<<<<
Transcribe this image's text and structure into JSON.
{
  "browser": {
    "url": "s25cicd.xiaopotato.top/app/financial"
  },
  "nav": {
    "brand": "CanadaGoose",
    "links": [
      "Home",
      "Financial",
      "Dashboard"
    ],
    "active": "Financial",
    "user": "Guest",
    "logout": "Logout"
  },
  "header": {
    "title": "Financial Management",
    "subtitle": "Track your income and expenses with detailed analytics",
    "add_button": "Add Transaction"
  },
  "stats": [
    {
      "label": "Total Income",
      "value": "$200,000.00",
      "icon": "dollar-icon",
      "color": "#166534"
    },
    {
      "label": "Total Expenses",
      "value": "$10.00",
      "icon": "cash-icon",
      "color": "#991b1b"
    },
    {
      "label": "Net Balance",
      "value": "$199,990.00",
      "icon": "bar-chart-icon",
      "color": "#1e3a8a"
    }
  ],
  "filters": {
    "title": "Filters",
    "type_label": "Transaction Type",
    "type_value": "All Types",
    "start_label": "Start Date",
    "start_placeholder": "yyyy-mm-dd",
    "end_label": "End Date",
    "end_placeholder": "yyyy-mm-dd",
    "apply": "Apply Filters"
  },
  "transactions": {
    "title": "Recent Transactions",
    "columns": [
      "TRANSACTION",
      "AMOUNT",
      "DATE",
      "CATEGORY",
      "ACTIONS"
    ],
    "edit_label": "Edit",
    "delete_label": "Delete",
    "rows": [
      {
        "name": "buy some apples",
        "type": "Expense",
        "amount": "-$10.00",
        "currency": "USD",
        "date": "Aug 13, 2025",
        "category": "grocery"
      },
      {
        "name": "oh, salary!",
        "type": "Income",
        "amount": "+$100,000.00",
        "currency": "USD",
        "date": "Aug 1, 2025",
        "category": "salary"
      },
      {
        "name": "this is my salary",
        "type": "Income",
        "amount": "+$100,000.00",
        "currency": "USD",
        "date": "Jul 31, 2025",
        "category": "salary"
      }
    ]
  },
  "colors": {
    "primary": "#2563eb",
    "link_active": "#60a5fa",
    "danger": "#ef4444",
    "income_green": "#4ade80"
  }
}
>>>>
■ Exercise instructions ■
Return each line of the data that contains the string "this".

■ Finished task ■
Transcribe this image's text and structure into JSON.
        "name": "this is my salary",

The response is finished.